In the records that follow, locate every line with "Número" and extract it.

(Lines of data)
- - -

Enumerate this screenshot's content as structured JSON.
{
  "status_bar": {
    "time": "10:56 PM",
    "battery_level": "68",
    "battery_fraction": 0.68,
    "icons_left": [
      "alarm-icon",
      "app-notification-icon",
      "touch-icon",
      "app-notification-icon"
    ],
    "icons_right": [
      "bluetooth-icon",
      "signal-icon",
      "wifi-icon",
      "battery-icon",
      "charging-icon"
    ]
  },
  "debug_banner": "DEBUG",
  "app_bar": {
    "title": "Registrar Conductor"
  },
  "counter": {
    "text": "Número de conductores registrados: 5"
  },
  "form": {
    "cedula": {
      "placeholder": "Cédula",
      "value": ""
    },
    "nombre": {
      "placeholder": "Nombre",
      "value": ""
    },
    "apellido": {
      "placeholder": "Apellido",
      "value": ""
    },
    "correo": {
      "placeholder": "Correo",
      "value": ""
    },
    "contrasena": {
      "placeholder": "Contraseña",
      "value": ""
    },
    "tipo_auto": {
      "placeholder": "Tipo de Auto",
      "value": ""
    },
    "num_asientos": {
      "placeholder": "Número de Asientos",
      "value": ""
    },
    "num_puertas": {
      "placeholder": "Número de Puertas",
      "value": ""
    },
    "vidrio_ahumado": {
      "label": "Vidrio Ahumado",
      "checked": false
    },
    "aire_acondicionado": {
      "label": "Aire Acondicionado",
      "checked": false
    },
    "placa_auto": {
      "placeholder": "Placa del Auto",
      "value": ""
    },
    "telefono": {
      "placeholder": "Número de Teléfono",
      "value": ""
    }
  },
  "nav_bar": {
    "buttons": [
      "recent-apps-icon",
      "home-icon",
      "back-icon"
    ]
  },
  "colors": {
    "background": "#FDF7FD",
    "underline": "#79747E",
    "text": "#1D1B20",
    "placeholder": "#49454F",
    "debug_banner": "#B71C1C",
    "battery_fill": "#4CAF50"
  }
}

- - -

◆ Exercise response ◆
    "text": "Número de conductores registrados: 5"
      "placeholder": "Número de Asientos",
      "placeholder": "Número de Puertas",
      "placeholder": "Número de Teléfono",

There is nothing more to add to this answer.